* Selection:
Sa 'yo Lamang (Only Yours) is a 2010 Filipino religious-family drama film produced and released by Star Cinema. It is Star Cinema's offering for its 18th anniversary.

Synopsis
From the director who gave us Tanging Yaman, Laurice Guillen, is back with another heart-warming family drama which teaches us about love, faith and life. Sa ‘yo Lamang stars Christopher de Leon, Lorna Tolentino, Bea Alonzo, Coco Martin, Enchong Dee, Miles Ocampo, Shaina Magdayao and Empress Schuck.

Plot
Dianne seems to have a happy family. She and her mom just bought a house for them, her younger siblings are doing great at school, and her boyfriend of two years is already preparing for their future together. But everything in her life shatters when her dad, Franco, returns after ten years of being with his mistress. More than the irritating presence of Franco, what hurts Dianne the most is how her mom wholeheartedly accepts Franco back to live with them again, and how her siblings allow him to be their father again, as if he never left. Confused and hurt, Dianne does everything to throw Franco out of their lives. But as she succeeds with her plans, she is shocked to learn that their family's problem is more than the return of the man who has hurt her in the past. And thus the start of the journey of Dianne and her family as they discover their family's secrets.

Cast and characters

Main cast
Christopher de Leon as Franco Alvero - Franco is the father of Dianne, Coby, James and Lisa and also Amanda's husband.
Lorna Tolentino as Amanda Alvero - Amanda is the mother of Dianne, Coby, James and Lisa and also Franco's wife.

Supporting cast
Bea Alonzo as Dianne Alvero - Dianne is Amanda and Franco's first daughter and first child also.
Coco Martin as Coby Alvero - Coby is Amanda and Franco's first son and second child.
Enchong Dee as James Alvero - James is Amanda and Franco's 2nd son. He is Amanda's 4th child, however, he is Franco's 3rd child.
Miles Ocampo as Lisa Alvero - Lisa is Amanda's 3rd daughter, Franco's 4th child and Amanda's 5th child.

* Short problem 1:
Answer these questions about the film article:
(a) Which company produced and released the film?
(b) How many years was Franco with his mistress before he returned?
(c) Which actor plays Coby Alvero?
* Short problem 2: Rewrite the stretch of rows from the line containing "Point [212, 116, 224, 119]" through the line containing "Point [553, 109, 564, 113]", switching "Y-axis label" to "Vertical axis label" and leaving everything else unchanged.

* Supplied material:
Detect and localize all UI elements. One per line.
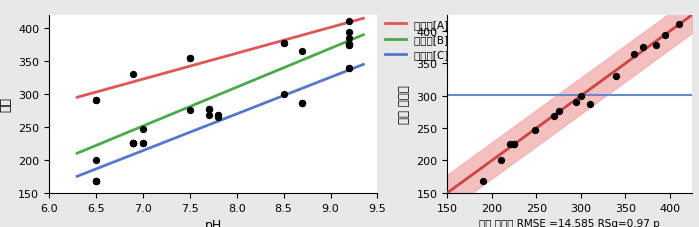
Point [212, 116, 224, 119]
Point [278, 42, 289, 45]
Point [212, 114, 224, 117]
Point [529, 129, 540, 132]
Point [673, 23, 684, 27]
Point [344, 20, 355, 24]
Point [90, 179, 101, 183]
Point [575, 95, 586, 99]
Point [477, 180, 489, 183]
Point [212, 114, 224, 117]
Point [344, 43, 355, 47]
Point [571, 100, 582, 104]
Point [508, 143, 519, 146]
X-axis label: pH: pH [205, 218, 222, 227]
Point [660, 34, 671, 38]
Point [278, 42, 289, 45]
Point [184, 57, 195, 61]
Point [549, 115, 560, 119]
Point [344, 37, 355, 41]
Point [128, 142, 139, 146]
Y-axis label: 炭粒: 炭粒 [0, 97, 13, 112]
Point [504, 142, 515, 146]
Point [297, 101, 308, 105]
Point [90, 99, 101, 102]
Point [344, 44, 355, 47]
Point [344, 67, 355, 70]
Legend: 聚合物[A] 的拟合线, 聚合物[B] 的拟合线, 聚合物[C] 的拟合线: 聚合物[A] 的拟合线, 聚合物[B] 的拟合线, 聚合物[C] 的拟合线 [381, 16, 481, 64]
Y-axis label: 炭粒 实际值: 炭粒 实际值 [398, 85, 411, 124]
Point [495, 159, 506, 163]
Point [128, 141, 139, 145]
Point [90, 179, 101, 183]
Point [344, 31, 355, 35]
Point [90, 179, 101, 183]
Point [128, 141, 139, 145]
Point [137, 128, 148, 131]
Point [184, 57, 195, 61]
Point [297, 50, 308, 54]
Point [203, 108, 214, 111]
Point [508, 143, 519, 146]
Point [344, 44, 355, 47]
Point [203, 114, 214, 117]
Point [344, 43, 355, 47]
Point [137, 142, 148, 146]
Point [344, 67, 355, 71]
Point [278, 93, 289, 96]
Point [203, 108, 214, 111]
Point [137, 142, 148, 146]
Point [651, 44, 662, 48]
Point [128, 142, 139, 146]
Point [628, 53, 640, 56]
Point [90, 158, 101, 162]
Point [584, 103, 596, 106]
Point [297, 101, 308, 105]
Point [184, 109, 195, 113]
Point [128, 73, 139, 77]
Point [90, 99, 101, 102]
Point [128, 142, 139, 146]
Point [553, 109, 564, 113]
X-axis label: 炭粒 预测值 RMSE =14.585 RSq=0.97 p
值= <.0001: 炭粒 预测值 RMSE =14.585 RSq=0.97 p 值= <.0001 [480, 218, 660, 227]
Point [637, 46, 649, 49]
Point [611, 75, 622, 79]
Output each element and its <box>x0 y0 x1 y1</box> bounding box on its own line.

* Exercise answer 1:
(a) Star Cinema
(b) Ten years
(c) Coco Martin

* Exercise answer 2:
Point [212, 116, 224, 119]
Point [278, 42, 289, 45]
Point [212, 114, 224, 117]
Point [529, 129, 540, 132]
Point [673, 23, 684, 27]
Point [344, 20, 355, 24]
Point [90, 179, 101, 183]
Point [575, 95, 586, 99]
Point [477, 180, 489, 183]
Point [212, 114, 224, 117]
Point [344, 43, 355, 47]
Point [571, 100, 582, 104]
Point [508, 143, 519, 146]
X-axis label: pH: pH [205, 218, 222, 227]
Point [660, 34, 671, 38]
Point [278, 42, 289, 45]
Point [184, 57, 195, 61]
Point [549, 115, 560, 119]
Point [344, 37, 355, 41]
Point [128, 142, 139, 146]
Vertical axis label: 炭粒: 炭粒 [0, 97, 13, 112]
Point [504, 142, 515, 146]
Point [297, 101, 308, 105]
Point [90, 99, 101, 102]
Point [344, 44, 355, 47]
Point [344, 67, 355, 70]
Legend: 聚合物[A] 的拟合线, 聚合物[B] 的拟合线, 聚合物[C] 的拟合线: 聚合物[A] 的拟合线, 聚合物[B] 的拟合线, 聚合物[C] 的拟合线 [381, 16, 481, 64]
Vertical axis label: 炭粒 实际值: 炭粒 实际值 [398, 85, 411, 124]
Point [495, 159, 506, 163]
Point [128, 141, 139, 145]
Point [90, 179, 101, 183]
Point [344, 31, 355, 35]
Point [90, 179, 101, 183]
Point [128, 141, 139, 145]
Point [137, 128, 148, 131]
Point [184, 57, 195, 61]
Point [297, 50, 308, 54]
Point [203, 108, 214, 111]
Point [508, 143, 519, 146]
Point [344, 44, 355, 47]
Point [203, 114, 214, 117]
Point [344, 43, 355, 47]
Point [137, 142, 148, 146]
Point [344, 67, 355, 71]
Point [278, 93, 289, 96]
Point [203, 108, 214, 111]
Point [137, 142, 148, 146]
Point [651, 44, 662, 48]
Point [128, 142, 139, 146]
Point [628, 53, 640, 56]
Point [90, 158, 101, 162]
Point [584, 103, 596, 106]
Point [297, 101, 308, 105]
Point [184, 109, 195, 113]
Point [128, 73, 139, 77]
Point [90, 99, 101, 102]
Point [128, 142, 139, 146]
Point [553, 109, 564, 113]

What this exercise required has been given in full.